Material shown -
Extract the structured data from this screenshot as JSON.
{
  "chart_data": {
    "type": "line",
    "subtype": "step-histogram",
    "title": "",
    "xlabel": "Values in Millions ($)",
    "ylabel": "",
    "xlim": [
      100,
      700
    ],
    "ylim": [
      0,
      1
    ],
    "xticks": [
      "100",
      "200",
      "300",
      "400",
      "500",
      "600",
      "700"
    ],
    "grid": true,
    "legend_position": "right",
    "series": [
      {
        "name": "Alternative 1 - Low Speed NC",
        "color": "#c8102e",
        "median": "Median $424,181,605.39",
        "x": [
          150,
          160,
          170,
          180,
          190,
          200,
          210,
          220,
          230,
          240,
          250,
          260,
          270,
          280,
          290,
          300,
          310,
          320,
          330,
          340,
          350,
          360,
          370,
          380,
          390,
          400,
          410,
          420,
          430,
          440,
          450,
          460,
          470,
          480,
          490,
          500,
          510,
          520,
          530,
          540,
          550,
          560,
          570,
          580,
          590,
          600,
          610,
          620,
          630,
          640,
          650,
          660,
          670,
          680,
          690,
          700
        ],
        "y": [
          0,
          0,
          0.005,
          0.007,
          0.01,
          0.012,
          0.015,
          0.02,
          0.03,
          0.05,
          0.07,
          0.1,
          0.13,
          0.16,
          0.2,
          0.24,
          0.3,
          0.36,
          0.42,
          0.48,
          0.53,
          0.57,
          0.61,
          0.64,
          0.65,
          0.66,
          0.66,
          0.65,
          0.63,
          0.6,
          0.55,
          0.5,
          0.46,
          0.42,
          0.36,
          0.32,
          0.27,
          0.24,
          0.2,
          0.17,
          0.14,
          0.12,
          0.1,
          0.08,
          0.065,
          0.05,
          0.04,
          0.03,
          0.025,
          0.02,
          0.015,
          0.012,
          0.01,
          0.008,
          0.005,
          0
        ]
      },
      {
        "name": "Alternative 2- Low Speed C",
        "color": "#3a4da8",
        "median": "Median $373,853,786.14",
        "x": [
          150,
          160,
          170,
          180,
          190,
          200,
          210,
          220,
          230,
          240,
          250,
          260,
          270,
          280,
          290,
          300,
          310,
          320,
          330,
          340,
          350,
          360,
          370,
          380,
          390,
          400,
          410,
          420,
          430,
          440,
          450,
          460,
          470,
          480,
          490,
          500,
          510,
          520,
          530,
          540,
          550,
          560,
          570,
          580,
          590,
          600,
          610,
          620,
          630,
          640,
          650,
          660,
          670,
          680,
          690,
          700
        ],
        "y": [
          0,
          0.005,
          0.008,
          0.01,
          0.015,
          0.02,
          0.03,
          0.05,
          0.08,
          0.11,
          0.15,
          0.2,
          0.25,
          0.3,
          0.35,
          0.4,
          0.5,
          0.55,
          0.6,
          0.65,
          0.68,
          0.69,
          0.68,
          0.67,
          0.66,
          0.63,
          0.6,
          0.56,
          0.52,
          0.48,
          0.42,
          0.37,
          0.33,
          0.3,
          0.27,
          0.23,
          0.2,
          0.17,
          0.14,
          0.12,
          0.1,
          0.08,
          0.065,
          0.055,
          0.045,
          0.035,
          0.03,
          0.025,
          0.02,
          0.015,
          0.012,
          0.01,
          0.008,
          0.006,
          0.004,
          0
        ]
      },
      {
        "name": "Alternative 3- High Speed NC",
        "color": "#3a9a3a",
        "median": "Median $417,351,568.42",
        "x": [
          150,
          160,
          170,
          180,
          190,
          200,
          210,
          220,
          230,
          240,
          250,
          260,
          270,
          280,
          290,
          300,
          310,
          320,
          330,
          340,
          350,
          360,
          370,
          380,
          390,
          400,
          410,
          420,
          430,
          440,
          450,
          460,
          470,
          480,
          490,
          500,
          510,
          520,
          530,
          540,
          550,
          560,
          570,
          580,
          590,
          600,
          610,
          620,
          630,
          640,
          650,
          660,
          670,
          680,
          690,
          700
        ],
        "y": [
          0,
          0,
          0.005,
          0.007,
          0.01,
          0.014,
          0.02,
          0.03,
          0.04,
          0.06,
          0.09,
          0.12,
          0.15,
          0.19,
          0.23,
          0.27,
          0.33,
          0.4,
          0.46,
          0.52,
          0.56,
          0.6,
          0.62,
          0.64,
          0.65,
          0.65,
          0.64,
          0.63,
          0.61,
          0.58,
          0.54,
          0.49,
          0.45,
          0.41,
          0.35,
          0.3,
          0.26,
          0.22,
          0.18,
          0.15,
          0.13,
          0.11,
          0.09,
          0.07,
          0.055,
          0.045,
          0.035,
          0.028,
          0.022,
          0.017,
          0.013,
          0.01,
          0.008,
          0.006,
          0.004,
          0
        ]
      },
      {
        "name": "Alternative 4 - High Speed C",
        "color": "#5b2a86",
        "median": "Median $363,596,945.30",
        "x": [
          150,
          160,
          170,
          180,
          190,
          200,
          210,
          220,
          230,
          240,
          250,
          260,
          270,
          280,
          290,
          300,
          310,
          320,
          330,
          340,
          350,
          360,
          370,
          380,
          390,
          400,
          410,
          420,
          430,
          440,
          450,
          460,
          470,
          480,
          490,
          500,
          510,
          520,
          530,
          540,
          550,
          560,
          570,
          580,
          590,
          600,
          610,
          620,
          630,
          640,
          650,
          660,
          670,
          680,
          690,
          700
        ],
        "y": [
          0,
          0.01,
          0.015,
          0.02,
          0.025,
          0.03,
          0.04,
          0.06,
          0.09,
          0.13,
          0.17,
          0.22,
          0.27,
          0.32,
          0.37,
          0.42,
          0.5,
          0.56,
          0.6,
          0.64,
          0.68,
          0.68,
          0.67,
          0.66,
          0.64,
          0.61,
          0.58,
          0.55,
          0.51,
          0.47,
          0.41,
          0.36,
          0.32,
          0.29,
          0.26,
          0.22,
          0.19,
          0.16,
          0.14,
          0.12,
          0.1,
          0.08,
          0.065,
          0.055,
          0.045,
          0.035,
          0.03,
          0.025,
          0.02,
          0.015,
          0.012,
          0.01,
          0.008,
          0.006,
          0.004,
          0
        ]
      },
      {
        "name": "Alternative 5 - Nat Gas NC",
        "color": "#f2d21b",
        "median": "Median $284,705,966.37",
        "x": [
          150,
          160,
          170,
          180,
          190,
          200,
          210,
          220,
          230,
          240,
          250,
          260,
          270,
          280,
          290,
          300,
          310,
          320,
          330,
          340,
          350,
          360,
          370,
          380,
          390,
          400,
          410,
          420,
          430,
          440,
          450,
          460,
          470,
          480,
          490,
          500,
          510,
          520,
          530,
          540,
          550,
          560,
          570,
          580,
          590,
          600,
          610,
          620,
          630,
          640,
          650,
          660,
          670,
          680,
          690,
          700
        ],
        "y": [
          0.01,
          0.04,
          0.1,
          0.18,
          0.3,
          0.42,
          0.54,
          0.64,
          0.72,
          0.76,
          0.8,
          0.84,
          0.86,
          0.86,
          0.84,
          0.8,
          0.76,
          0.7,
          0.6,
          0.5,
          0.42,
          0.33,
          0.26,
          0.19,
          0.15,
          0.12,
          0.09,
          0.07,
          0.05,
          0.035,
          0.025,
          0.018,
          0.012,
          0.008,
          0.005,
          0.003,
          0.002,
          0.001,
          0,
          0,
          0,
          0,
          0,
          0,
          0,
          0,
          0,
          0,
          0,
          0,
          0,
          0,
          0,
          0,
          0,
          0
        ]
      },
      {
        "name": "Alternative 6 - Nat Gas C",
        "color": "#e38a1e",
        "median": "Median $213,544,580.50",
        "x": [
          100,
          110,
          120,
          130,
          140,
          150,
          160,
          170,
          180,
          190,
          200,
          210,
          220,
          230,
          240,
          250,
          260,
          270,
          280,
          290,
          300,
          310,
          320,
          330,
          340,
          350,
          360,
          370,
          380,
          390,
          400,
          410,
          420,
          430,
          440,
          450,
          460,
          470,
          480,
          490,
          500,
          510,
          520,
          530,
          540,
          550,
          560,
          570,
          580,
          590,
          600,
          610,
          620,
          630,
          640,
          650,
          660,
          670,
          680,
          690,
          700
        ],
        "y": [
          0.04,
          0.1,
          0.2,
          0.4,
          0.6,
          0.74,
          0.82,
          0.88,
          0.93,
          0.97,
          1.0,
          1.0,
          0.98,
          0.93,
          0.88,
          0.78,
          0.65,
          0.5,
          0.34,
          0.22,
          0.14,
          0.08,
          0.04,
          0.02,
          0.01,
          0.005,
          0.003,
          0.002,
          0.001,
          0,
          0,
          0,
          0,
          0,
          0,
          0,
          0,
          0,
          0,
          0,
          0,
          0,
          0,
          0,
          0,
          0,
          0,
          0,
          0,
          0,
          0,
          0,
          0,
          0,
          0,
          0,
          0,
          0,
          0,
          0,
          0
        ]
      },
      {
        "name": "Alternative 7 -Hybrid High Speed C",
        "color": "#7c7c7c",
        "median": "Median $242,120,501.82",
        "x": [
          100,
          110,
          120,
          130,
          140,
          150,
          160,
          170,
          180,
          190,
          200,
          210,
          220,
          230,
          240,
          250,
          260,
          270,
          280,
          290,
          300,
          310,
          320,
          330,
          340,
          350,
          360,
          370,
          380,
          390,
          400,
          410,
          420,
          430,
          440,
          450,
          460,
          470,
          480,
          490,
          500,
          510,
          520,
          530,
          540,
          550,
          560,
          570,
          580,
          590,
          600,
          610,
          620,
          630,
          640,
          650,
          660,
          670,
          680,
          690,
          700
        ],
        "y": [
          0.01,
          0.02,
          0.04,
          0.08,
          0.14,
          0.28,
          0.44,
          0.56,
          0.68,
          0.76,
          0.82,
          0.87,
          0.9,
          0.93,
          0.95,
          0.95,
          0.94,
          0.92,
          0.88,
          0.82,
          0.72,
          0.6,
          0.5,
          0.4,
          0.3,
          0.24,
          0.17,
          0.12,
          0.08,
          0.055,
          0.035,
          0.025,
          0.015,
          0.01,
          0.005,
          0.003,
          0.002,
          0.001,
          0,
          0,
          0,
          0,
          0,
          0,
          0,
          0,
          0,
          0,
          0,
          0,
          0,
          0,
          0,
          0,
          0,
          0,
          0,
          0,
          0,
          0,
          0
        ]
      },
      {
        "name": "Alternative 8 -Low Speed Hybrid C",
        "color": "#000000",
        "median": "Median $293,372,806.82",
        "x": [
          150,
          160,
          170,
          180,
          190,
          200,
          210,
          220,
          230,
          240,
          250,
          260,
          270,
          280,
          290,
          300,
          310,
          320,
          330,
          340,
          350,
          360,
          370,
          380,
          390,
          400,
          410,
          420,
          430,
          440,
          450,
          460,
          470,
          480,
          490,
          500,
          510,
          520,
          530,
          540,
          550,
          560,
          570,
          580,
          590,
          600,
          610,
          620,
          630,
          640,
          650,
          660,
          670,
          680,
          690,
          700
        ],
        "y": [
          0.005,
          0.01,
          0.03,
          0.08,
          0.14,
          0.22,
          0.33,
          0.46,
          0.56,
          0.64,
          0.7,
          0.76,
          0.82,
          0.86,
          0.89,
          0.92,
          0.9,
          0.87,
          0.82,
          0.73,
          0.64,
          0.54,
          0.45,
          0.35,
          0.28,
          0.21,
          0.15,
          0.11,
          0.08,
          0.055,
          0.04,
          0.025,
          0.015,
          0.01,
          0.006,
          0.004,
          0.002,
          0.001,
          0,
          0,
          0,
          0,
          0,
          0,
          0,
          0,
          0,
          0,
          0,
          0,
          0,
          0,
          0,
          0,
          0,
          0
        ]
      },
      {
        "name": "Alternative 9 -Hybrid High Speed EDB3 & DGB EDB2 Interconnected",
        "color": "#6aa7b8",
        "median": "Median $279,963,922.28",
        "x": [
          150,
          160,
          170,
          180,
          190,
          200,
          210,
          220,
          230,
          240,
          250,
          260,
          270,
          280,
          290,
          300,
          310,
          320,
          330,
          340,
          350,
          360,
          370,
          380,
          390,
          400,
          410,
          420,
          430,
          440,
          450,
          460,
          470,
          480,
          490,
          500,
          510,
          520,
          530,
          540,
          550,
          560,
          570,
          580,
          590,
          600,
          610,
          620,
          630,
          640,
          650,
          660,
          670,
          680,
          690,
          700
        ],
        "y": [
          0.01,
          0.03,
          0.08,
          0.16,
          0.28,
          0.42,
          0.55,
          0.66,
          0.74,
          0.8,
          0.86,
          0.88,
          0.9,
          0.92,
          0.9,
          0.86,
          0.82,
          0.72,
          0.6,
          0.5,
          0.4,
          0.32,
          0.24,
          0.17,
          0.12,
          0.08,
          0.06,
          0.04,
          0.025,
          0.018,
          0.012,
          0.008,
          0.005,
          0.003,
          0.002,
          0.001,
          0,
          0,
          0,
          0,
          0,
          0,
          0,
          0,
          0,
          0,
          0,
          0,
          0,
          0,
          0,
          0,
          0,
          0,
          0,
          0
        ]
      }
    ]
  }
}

Exercise - From the entries, report each line that includes the word "Alternative".

Reply -
        "name": "Alternative 1 - Low Speed NC",
        "name": "Alternative 2- Low Speed C",
        "name": "Alternative 3- High Speed NC",
        "name": "Alternative 4 - High Speed C",
        "name": "Alternative 5 - Nat Gas NC",
        "name": "Alternative 6 - Nat Gas C",
        "name": "Alternative 7 -Hybrid High Speed C",
        "name": "Alternative 8 -Low Speed Hybrid C",
        "name": "Alternative 9 -Hybrid High Speed EDB3 & DGB EDB2 Interconnected",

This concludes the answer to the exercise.